Given instruction |
Each line containing the word "Eingangspopulation" needs to be copied.
#### Data for this task ####
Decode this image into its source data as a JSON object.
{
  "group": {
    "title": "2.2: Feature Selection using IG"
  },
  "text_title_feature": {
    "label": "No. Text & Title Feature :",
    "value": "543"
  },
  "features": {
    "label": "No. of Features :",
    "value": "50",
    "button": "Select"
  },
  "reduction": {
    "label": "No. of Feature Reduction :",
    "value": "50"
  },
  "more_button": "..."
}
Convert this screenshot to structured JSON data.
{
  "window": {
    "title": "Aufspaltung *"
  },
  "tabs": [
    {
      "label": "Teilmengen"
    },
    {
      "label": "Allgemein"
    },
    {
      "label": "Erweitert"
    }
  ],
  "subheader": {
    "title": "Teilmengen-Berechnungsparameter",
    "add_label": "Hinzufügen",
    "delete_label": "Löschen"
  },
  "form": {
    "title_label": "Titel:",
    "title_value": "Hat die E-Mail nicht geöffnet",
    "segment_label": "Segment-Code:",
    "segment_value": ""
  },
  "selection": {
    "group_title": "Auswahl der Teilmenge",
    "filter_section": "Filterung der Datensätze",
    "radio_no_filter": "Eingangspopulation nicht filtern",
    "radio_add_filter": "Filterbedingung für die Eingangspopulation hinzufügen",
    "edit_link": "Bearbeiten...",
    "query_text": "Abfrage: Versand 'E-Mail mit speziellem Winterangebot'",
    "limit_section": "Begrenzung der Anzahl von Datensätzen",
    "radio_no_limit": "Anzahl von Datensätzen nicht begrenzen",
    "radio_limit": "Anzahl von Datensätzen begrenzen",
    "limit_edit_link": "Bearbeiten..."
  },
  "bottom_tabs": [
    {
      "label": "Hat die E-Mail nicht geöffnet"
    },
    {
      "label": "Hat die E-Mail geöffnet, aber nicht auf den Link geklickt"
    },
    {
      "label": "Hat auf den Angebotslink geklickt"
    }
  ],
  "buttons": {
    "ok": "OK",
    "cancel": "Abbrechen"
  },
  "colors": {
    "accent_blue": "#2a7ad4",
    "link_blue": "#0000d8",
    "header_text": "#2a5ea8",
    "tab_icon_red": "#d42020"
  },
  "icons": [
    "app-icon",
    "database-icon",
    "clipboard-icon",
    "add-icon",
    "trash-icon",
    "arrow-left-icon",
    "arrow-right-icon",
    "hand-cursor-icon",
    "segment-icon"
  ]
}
####
Result of this exercise |
    "radio_no_filter": "Eingangspopulation nicht filtern",
    "radio_add_filter": "Filterbedingung für die Eingangspopulation hinzufügen",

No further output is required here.